◆ DO THIS
Every record that follows must be duplicated exactly, with images left out.

──────────

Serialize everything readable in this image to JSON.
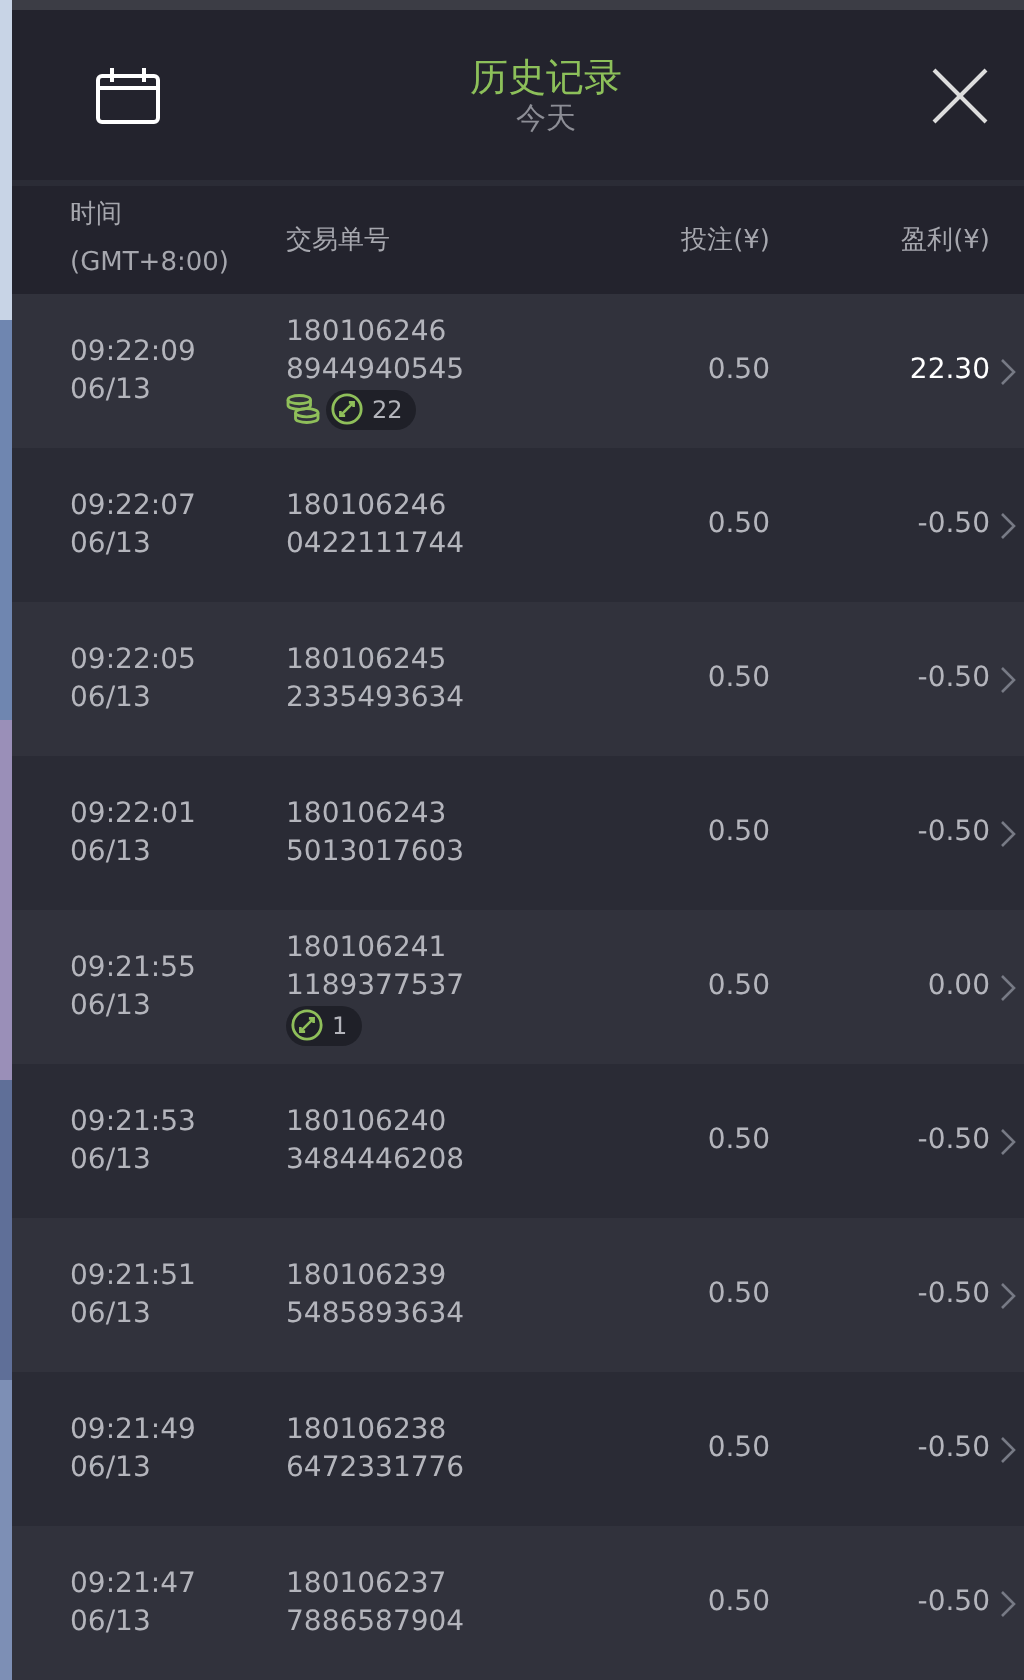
{
  "header": {
    "title": "历史记录",
    "subtitle": "今天"
  },
  "columns": {
    "time": "时间",
    "timezone": "(GMT+8:00)",
    "order": "交易单号",
    "stake": "投注(¥)",
    "profit": "盈利(¥)"
  },
  "rows": [
    {
      "time": "09:22:09",
      "date": "06/13",
      "order_a": "180106246",
      "order_b": "8944940545",
      "stake": "0.50",
      "profit_value": "22.30",
      "won": true,
      "coins": true,
      "count": "22"
    },
    {
      "time": "09:22:07",
      "date": "06/13",
      "order_a": "180106246",
      "order_b": "0422111744",
      "stake": "0.50",
      "profit_value": "-0.50",
      "won": false,
      "coins": false
    },
    {
      "time": "09:22:05",
      "date": "06/13",
      "order_a": "180106245",
      "order_b": "2335493634",
      "stake": "0.50",
      "profit_value": "-0.50",
      "won": false,
      "coins": false
    },
    {
      "time": "09:22:01",
      "date": "06/13",
      "order_a": "180106243",
      "order_b": "5013017603",
      "stake": "0.50",
      "profit_value": "-0.50",
      "won": false,
      "coins": false
    },
    {
      "time": "09:21:55",
      "date": "06/13",
      "order_a": "180106241",
      "order_b": "1189377537",
      "stake": "0.50",
      "profit_value": "0.00",
      "won": false,
      "coins": false,
      "count": "1"
    },
    {
      "time": "09:21:53",
      "date": "06/13",
      "order_a": "180106240",
      "order_b": "3484446208",
      "stake": "0.50",
      "profit_value": "-0.50",
      "won": false,
      "coins": false
    },
    {
      "time": "09:21:51",
      "date": "06/13",
      "order_a": "180106239",
      "order_b": "5485893634",
      "stake": "0.50",
      "profit_value": "-0.50",
      "won": false,
      "coins": false
    },
    {
      "time": "09:21:49",
      "date": "06/13",
      "order_a": "180106238",
      "order_b": "6472331776",
      "stake": "0.50",
      "profit_value": "-0.50",
      "won": false,
      "coins": false
    },
    {
      "time": "09:21:47",
      "date": "06/13",
      "order_a": "180106237",
      "order_b": "7886587904",
      "stake": "0.50",
      "profit_value": "-0.50",
      "won": false,
      "coins": false
    }
  ]
}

──────────

◆ ANSWER BELOW
Serialize everything readable in this image to JSON.
{
  "header": {
    "title": "历史记录",
    "subtitle": "今天"
  },
  "columns": {
    "time": "时间",
    "timezone": "(GMT+8:00)",
    "order": "交易单号",
    "stake": "投注(¥)",
    "profit": "盈利(¥)"
  },
  "rows": [
    {
      "time": "09:22:09",
      "date": "06/13",
      "order_a": "180106246",
      "order_b": "8944940545",
      "stake": "0.50",
      "profit_value": "22.30",
      "won": true,
      "coins": true,
      "count": "22"
    },
    {
      "time": "09:22:07",
      "date": "06/13",
      "order_a": "180106246",
      "order_b": "0422111744",
      "stake": "0.50",
      "profit_value": "-0.50",
      "won": false,
      "coins": false
    },
    {
      "time": "09:22:05",
      "date": "06/13",
      "order_a": "180106245",
      "order_b": "2335493634",
      "stake": "0.50",
      "profit_value": "-0.50",
      "won": false,
      "coins": false
    },
    {
      "time": "09:22:01",
      "date": "06/13",
      "order_a": "180106243",
      "order_b": "5013017603",
      "stake": "0.50",
      "profit_value": "-0.50",
      "won": false,
      "coins": false
    },
    {
      "time": "09:21:55",
      "date": "06/13",
      "order_a": "180106241",
      "order_b": "1189377537",
      "stake": "0.50",
      "profit_value": "0.00",
      "won": false,
      "coins": false,
      "count": "1"
    },
    {
      "time": "09:21:53",
      "date": "06/13",
      "order_a": "180106240",
      "order_b": "3484446208",
      "stake": "0.50",
      "profit_value": "-0.50",
      "won": false,
      "coins": false
    },
    {
      "time": "09:21:51",
      "date": "06/13",
      "order_a": "180106239",
      "order_b": "5485893634",
      "stake": "0.50",
      "profit_value": "-0.50",
      "won": false,
      "coins": false
    },
    {
      "time": "09:21:49",
      "date": "06/13",
      "order_a": "180106238",
      "order_b": "6472331776",
      "stake": "0.50",
      "profit_value": "-0.50",
      "won": false,
      "coins": false
    },
    {
      "time": "09:21:47",
      "date": "06/13",
      "order_a": "180106237",
      "order_b": "7886587904",
      "stake": "0.50",
      "profit_value": "-0.50",
      "won": false,
      "coins": false
    }
  ]
}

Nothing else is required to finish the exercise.